__PROBLEM TO SOLVE__: Transcribe the material word for word, but without the images.

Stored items
──────────────────────────────
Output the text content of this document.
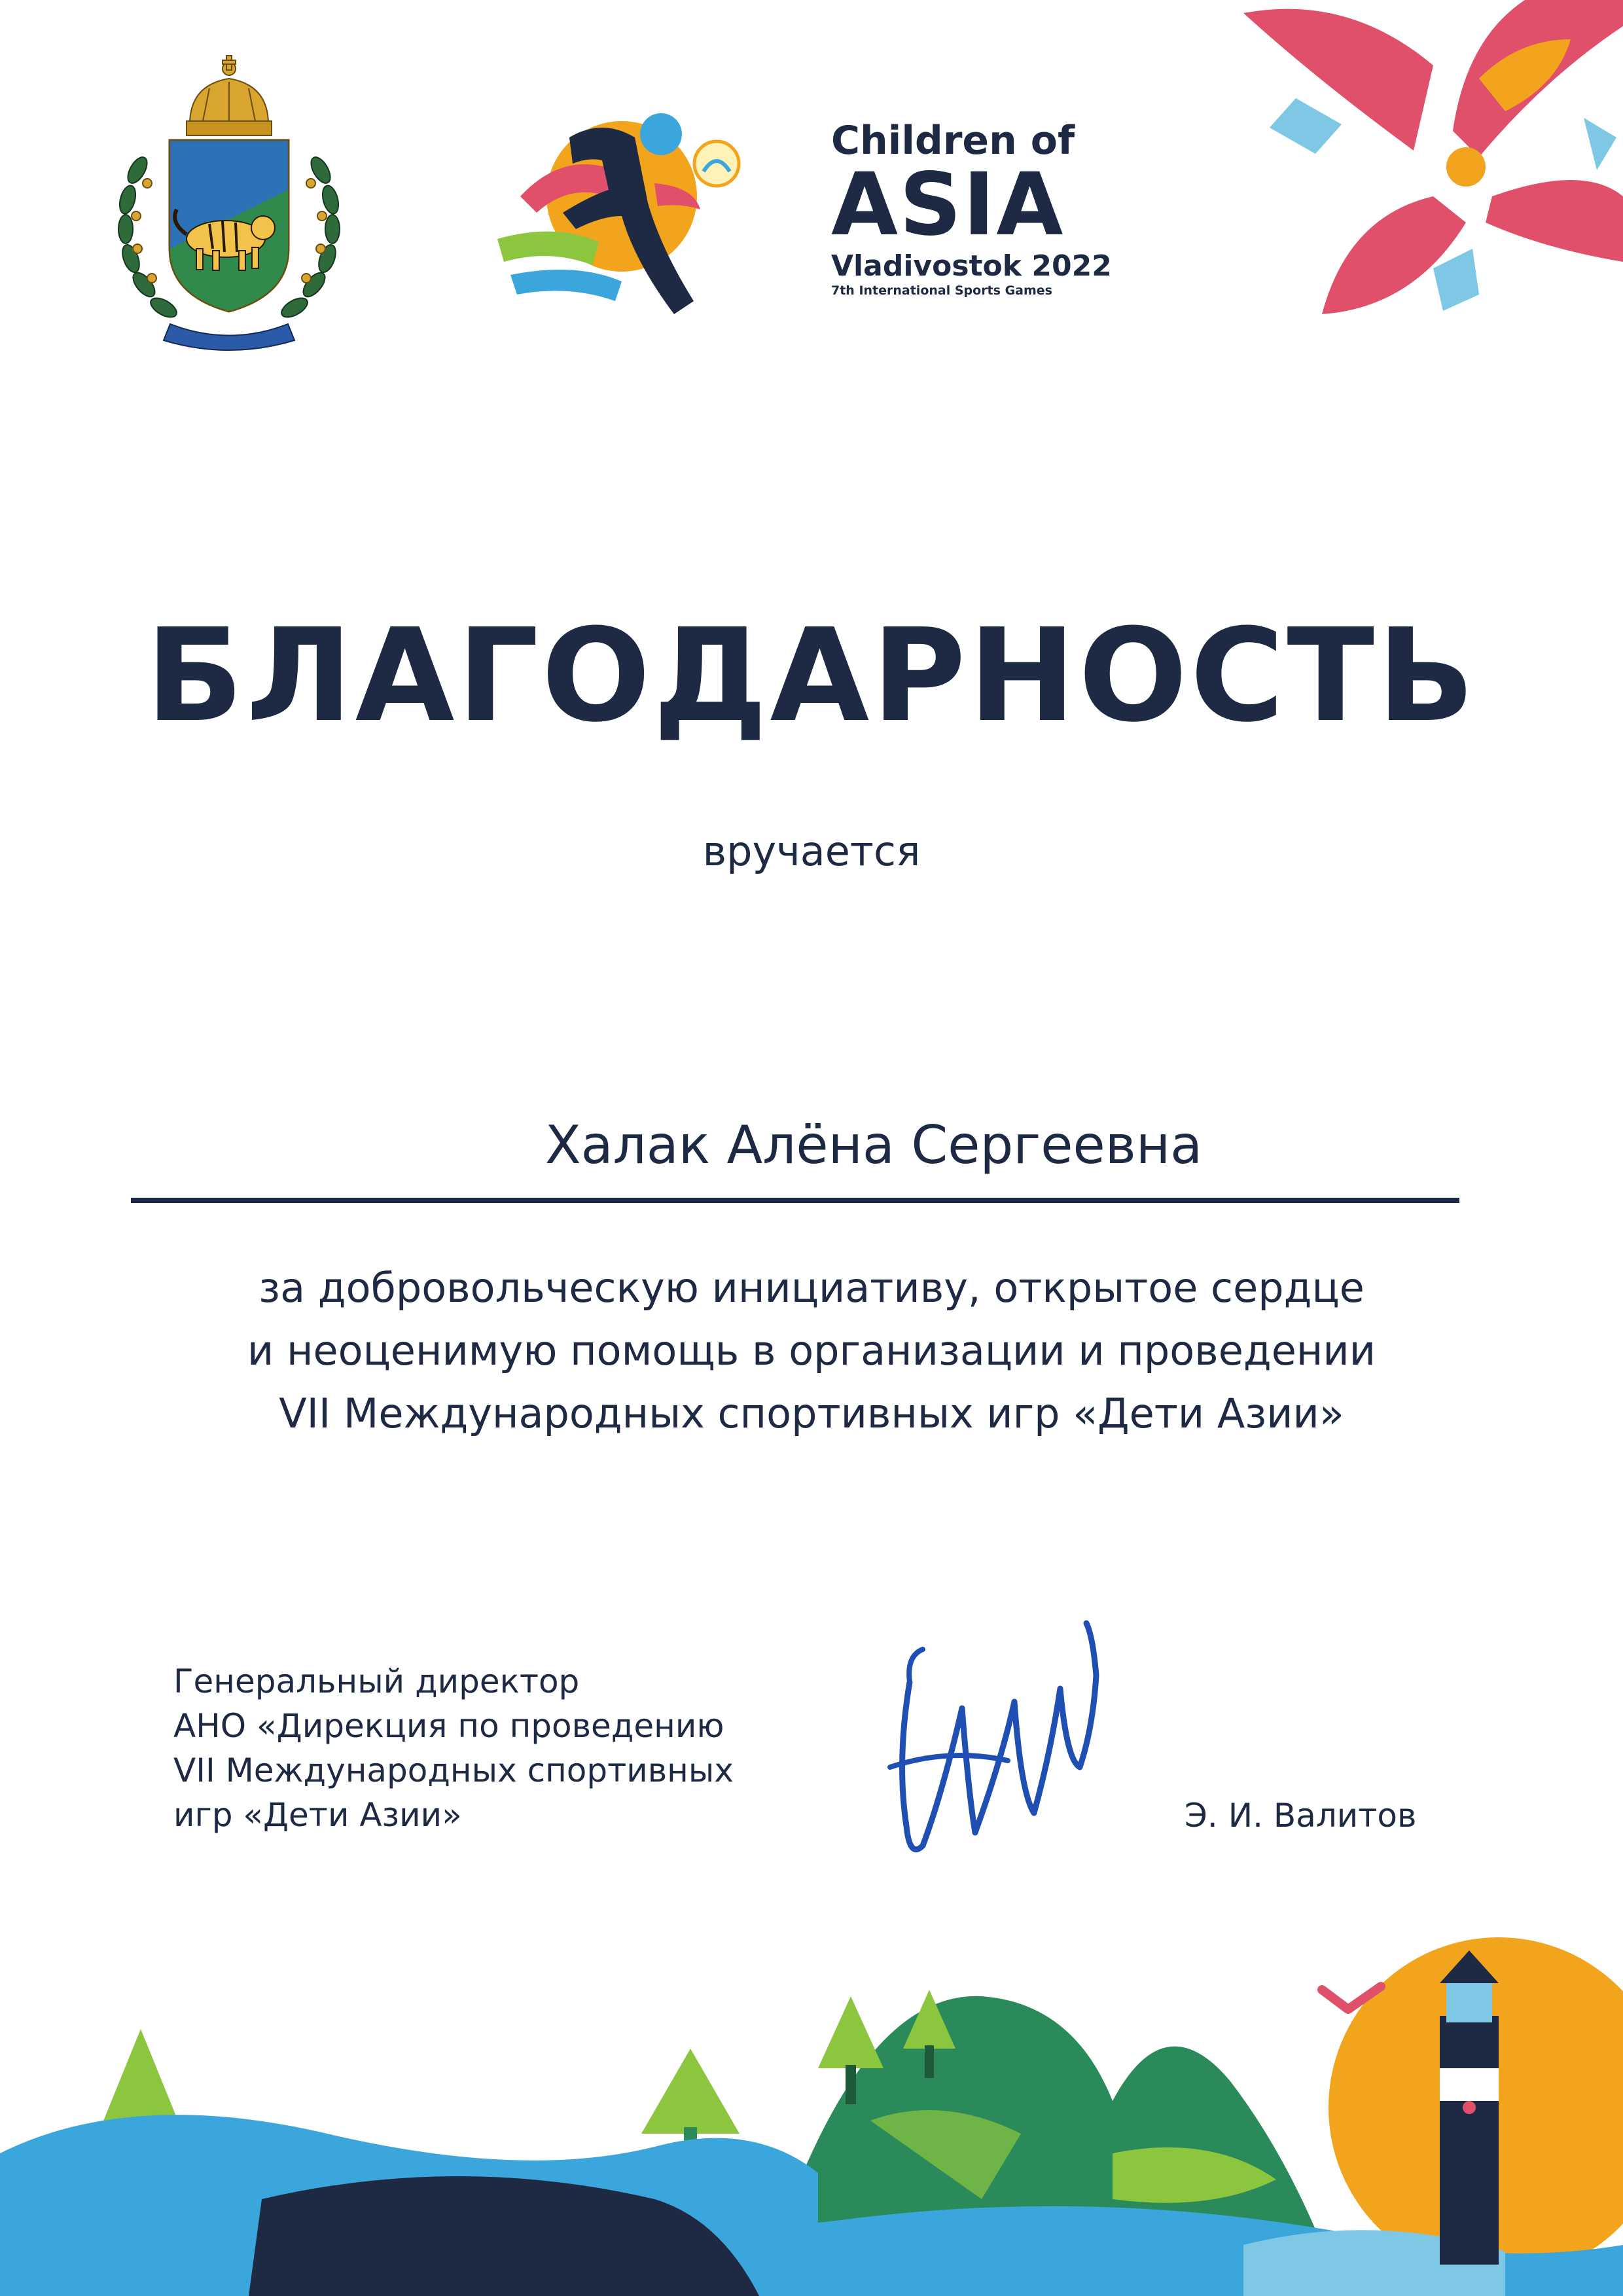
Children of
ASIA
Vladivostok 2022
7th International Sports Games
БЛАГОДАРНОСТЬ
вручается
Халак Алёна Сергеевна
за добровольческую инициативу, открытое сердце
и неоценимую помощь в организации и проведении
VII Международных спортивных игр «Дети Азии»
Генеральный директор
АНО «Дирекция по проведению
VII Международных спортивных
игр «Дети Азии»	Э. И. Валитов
──────────────────────────────
__REPLY TO THE EXERCISE__:
Output the text content of this document.
Children of
ASIA
Vladivostok 2022
7th International Sports Games
БЛАГОДАРНОСТЬ
вручается
Халак Алёна Сергеевна
за добровольческую инициативу, открытое сердце
и неоценимую помощь в организации и проведении
VII Международных спортивных игр «Дети Азии»
Генеральный директор
АНО «Дирекция по проведению
VII Международных спортивных
игр «Дети Азии»	Э. И. Валитов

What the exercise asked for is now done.